* [Problem statement]
Copy all entries without alteration and skip the pictures they hold.

* [Source data]
● ● ● ● ● ● ●

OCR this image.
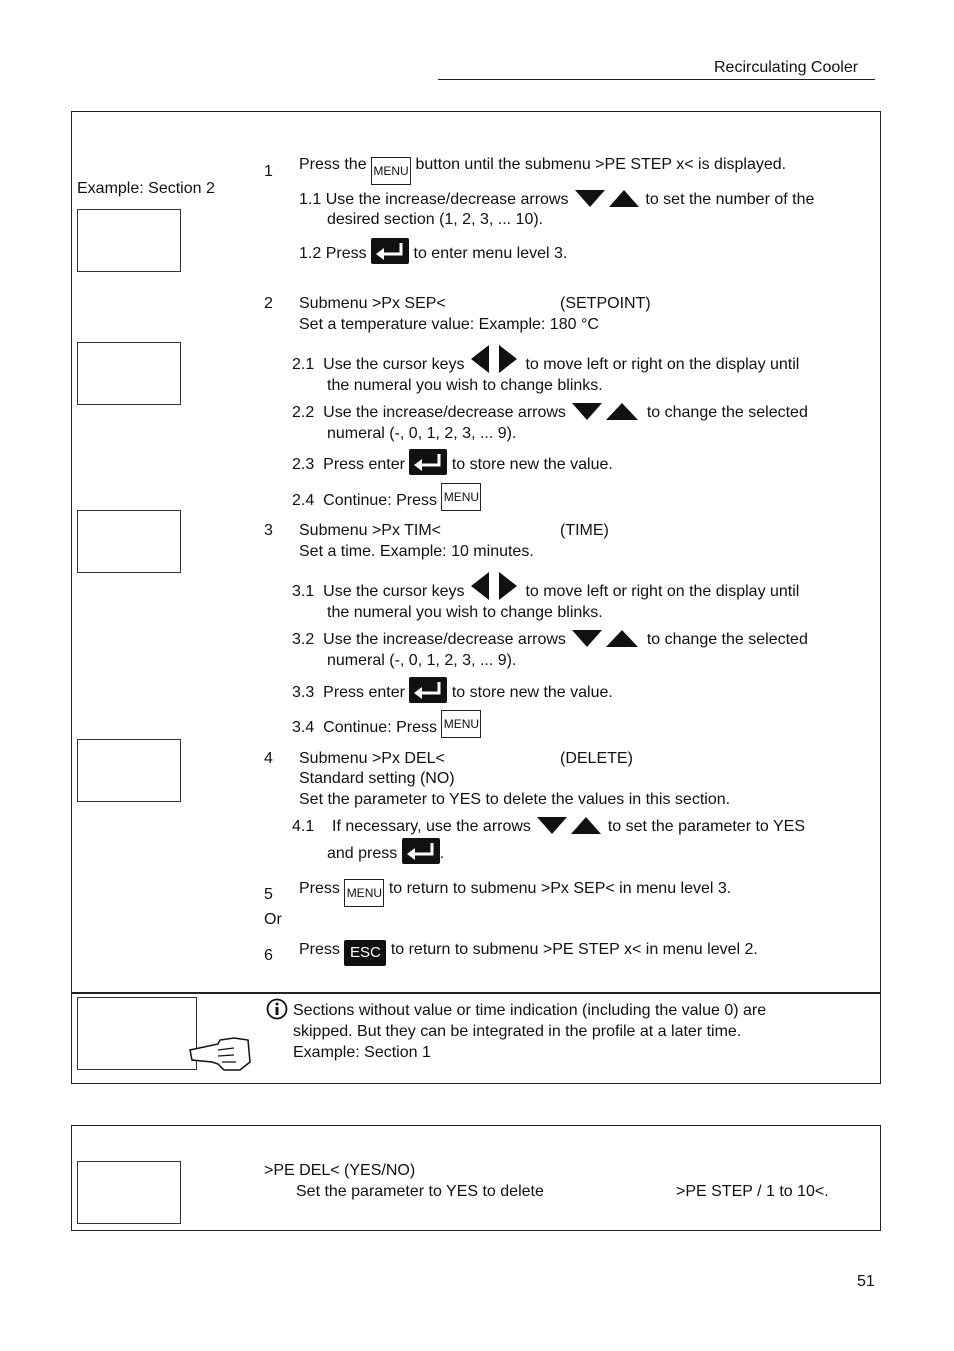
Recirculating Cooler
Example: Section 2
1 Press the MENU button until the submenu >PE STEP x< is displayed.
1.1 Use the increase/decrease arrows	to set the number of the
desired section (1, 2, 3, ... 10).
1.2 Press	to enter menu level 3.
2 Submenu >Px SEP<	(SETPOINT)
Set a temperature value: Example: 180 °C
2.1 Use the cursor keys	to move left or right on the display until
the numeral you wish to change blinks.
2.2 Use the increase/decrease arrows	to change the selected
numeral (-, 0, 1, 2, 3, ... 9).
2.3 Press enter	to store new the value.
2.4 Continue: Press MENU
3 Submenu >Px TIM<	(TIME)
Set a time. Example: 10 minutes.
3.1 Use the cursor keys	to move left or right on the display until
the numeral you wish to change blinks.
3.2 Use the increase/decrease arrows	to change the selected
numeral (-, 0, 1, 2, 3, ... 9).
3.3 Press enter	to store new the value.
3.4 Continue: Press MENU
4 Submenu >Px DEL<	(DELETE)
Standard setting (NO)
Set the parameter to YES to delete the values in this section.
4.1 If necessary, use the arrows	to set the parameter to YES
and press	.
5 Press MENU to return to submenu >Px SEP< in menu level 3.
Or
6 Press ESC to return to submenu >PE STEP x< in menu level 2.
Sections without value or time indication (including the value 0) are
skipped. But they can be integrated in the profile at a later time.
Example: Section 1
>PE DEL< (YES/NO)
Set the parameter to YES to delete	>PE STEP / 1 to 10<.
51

● ● ● ● ● ● ●

* [Task answer]
OCR this image.
Recirculating Cooler
Example: Section 2
1 Press the MENU button until the submenu >PE STEP x< is displayed.
1.1 Use the increase/decrease arrows	to set the number of the
desired section (1, 2, 3, ... 10).
1.2 Press	to enter menu level 3.
2 Submenu >Px SEP<	(SETPOINT)
Set a temperature value: Example: 180 °C
2.1 Use the cursor keys	to move left or right on the display until
the numeral you wish to change blinks.
2.2 Use the increase/decrease arrows	to change the selected
numeral (-, 0, 1, 2, 3, ... 9).
2.3 Press enter	to store new the value.
2.4 Continue: Press MENU
3 Submenu >Px TIM<	(TIME)
Set a time. Example: 10 minutes.
3.1 Use the cursor keys	to move left or right on the display until
the numeral you wish to change blinks.
3.2 Use the increase/decrease arrows	to change the selected
numeral (-, 0, 1, 2, 3, ... 9).
3.3 Press enter	to store new the value.
3.4 Continue: Press MENU
4 Submenu >Px DEL<	(DELETE)
Standard setting (NO)
Set the parameter to YES to delete the values in this section.
4.1 If necessary, use the arrows	to set the parameter to YES
and press	.
5 Press MENU to return to submenu >Px SEP< in menu level 3.
Or
6 Press ESC to return to submenu >PE STEP x< in menu level 2.
Sections without value or time indication (including the value 0) are
skipped. But they can be integrated in the profile at a later time.
Example: Section 1
>PE DEL< (YES/NO)
Set the parameter to YES to delete	>PE STEP / 1 to 10<.
51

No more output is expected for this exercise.